:: TASK STATEMENT ::
Print the records below word for word, but leave out the pictures.
☆ ☆ ☆ ☆
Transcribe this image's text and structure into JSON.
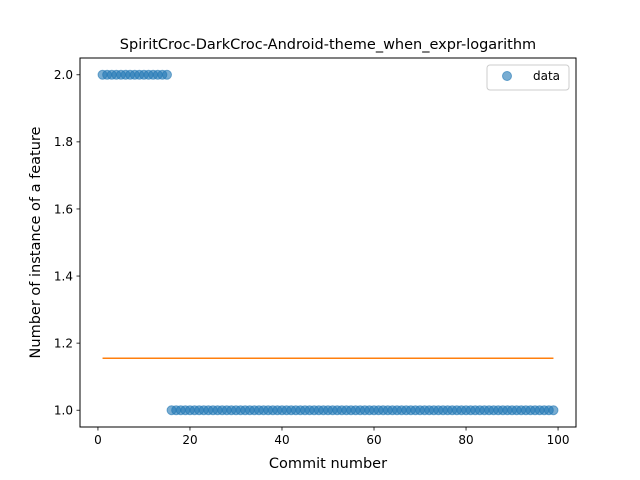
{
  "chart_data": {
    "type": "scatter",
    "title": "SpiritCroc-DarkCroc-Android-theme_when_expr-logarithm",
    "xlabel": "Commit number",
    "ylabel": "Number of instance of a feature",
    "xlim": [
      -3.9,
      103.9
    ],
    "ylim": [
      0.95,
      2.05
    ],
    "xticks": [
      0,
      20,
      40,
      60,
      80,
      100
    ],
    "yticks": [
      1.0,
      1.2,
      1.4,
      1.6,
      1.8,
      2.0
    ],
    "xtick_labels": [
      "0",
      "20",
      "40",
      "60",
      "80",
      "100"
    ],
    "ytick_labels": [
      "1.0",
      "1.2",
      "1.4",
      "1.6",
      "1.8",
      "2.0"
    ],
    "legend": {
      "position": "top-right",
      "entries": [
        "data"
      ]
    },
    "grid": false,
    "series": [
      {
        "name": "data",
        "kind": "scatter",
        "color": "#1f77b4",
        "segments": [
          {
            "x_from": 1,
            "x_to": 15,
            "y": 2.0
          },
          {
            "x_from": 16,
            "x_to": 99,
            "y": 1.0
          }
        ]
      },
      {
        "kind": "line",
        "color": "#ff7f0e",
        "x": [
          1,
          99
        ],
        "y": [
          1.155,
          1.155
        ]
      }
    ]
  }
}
☆ ☆ ☆ ☆
:: RESULT OF THIS TASK ::
Transcribe this image's text and structure into JSON.
{
  "chart_data": {
    "type": "scatter",
    "title": "SpiritCroc-DarkCroc-Android-theme_when_expr-logarithm",
    "xlabel": "Commit number",
    "ylabel": "Number of instance of a feature",
    "xlim": [
      -3.9,
      103.9
    ],
    "ylim": [
      0.95,
      2.05
    ],
    "xticks": [
      0,
      20,
      40,
      60,
      80,
      100
    ],
    "yticks": [
      1.0,
      1.2,
      1.4,
      1.6,
      1.8,
      2.0
    ],
    "xtick_labels": [
      "0",
      "20",
      "40",
      "60",
      "80",
      "100"
    ],
    "ytick_labels": [
      "1.0",
      "1.2",
      "1.4",
      "1.6",
      "1.8",
      "2.0"
    ],
    "legend": {
      "position": "top-right",
      "entries": [
        "data"
      ]
    },
    "grid": false,
    "series": [
      {
        "name": "data",
        "kind": "scatter",
        "color": "#1f77b4",
        "segments": [
          {
            "x_from": 1,
            "x_to": 15,
            "y": 2.0
          },
          {
            "x_from": 16,
            "x_to": 99,
            "y": 1.0
          }
        ]
      },
      {
        "kind": "line",
        "color": "#ff7f0e",
        "x": [
          1,
          99
        ],
        "y": [
          1.155,
          1.155
        ]
      }
    ]
  }
}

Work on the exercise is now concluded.